• _Task instructions_
Copy out all of the material exactly.

(Data listing)

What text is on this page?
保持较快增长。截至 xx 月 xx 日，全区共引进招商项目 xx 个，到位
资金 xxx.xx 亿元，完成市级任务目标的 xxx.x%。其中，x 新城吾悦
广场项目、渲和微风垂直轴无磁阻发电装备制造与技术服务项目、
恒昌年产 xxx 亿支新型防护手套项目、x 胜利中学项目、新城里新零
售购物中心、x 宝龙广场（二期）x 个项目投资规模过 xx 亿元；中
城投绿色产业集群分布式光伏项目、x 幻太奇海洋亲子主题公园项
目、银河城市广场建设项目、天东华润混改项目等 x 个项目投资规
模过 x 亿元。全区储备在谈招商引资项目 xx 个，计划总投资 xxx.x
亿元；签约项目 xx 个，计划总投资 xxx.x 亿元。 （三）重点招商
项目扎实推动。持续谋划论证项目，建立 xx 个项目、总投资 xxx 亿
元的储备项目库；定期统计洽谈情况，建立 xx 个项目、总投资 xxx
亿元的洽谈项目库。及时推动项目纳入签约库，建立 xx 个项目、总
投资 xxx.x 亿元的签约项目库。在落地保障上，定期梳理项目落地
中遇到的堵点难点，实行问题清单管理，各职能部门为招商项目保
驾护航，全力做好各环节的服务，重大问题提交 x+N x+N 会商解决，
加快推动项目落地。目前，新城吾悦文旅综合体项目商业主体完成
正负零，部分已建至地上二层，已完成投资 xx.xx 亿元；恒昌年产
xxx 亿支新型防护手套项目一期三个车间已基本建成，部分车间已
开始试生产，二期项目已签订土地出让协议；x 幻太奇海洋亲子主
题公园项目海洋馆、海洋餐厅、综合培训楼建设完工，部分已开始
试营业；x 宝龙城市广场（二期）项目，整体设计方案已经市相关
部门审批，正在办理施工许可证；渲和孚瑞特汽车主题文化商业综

• _Output of the exercise_
What text is on this page?
保持较快增长。截至 xx 月 xx 日，全区共引进招商项目 xx 个，到位
资金 xxx.xx 亿元，完成市级任务目标的 xxx.x%。其中，x 新城吾悦
广场项目、渲和微风垂直轴无磁阻发电装备制造与技术服务项目、
恒昌年产 xxx 亿支新型防护手套项目、x 胜利中学项目、新城里新零
售购物中心、x 宝龙广场（二期）x 个项目投资规模过 xx 亿元；中
城投绿色产业集群分布式光伏项目、x 幻太奇海洋亲子主题公园项
目、银河城市广场建设项目、天东华润混改项目等 x 个项目投资规
模过 x 亿元。全区储备在谈招商引资项目 xx 个，计划总投资 xxx.x
亿元；签约项目 xx 个，计划总投资 xxx.x 亿元。 （三）重点招商
项目扎实推动。持续谋划论证项目，建立 xx 个项目、总投资 xxx 亿
元的储备项目库；定期统计洽谈情况，建立 xx 个项目、总投资 xxx
亿元的洽谈项目库。及时推动项目纳入签约库，建立 xx 个项目、总
投资 xxx.x 亿元的签约项目库。在落地保障上，定期梳理项目落地
中遇到的堵点难点，实行问题清单管理，各职能部门为招商项目保
驾护航，全力做好各环节的服务，重大问题提交 x+N x+N 会商解决，
加快推动项目落地。目前，新城吾悦文旅综合体项目商业主体完成
正负零，部分已建至地上二层，已完成投资 xx.xx 亿元；恒昌年产
xxx 亿支新型防护手套项目一期三个车间已基本建成，部分车间已
开始试生产，二期项目已签订土地出让协议；x 幻太奇海洋亲子主
题公园项目海洋馆、海洋餐厅、综合培训楼建设完工，部分已开始
试营业；x 宝龙城市广场（二期）项目，整体设计方案已经市相关
部门审批，正在办理施工许可证；渲和孚瑞特汽车主题文化商业综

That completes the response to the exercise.